Of the lines below, count those containing the word "customers". Reply with the number alone.
- - -
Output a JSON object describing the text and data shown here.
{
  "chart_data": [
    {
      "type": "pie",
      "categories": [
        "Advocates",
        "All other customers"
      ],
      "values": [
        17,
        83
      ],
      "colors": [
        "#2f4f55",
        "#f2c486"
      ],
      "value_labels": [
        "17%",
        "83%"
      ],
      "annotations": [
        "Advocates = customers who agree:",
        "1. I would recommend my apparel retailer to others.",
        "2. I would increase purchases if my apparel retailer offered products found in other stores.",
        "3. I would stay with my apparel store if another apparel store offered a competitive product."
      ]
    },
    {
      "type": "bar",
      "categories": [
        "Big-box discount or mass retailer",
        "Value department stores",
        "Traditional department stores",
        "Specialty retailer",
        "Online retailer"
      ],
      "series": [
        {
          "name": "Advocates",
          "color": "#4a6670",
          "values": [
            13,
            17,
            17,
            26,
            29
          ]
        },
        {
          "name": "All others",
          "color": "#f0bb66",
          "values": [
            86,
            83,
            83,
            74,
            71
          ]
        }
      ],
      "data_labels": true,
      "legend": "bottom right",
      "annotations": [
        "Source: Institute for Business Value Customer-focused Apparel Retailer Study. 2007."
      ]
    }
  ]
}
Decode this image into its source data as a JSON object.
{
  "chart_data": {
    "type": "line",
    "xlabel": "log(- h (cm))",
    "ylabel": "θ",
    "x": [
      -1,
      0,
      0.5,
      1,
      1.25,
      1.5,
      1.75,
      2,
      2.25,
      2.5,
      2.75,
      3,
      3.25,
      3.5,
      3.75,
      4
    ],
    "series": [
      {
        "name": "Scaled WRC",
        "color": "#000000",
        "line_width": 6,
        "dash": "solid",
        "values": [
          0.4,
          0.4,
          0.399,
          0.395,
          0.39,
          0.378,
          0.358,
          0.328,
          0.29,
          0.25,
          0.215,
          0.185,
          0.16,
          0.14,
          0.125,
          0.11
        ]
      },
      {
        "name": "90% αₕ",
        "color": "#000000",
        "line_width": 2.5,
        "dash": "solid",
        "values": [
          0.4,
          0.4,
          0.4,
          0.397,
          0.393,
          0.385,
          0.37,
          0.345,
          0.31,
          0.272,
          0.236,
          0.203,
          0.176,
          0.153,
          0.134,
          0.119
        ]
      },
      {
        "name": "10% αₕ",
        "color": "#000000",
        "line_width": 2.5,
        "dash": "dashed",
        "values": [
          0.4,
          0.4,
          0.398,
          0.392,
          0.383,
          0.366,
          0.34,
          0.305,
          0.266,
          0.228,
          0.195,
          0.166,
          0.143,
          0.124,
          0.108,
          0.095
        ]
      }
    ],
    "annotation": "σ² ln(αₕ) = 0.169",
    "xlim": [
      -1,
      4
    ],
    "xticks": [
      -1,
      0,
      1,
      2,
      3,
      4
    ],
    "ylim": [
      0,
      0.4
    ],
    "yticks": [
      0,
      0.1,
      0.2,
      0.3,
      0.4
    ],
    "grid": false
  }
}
- - -
Answer to the problem:
2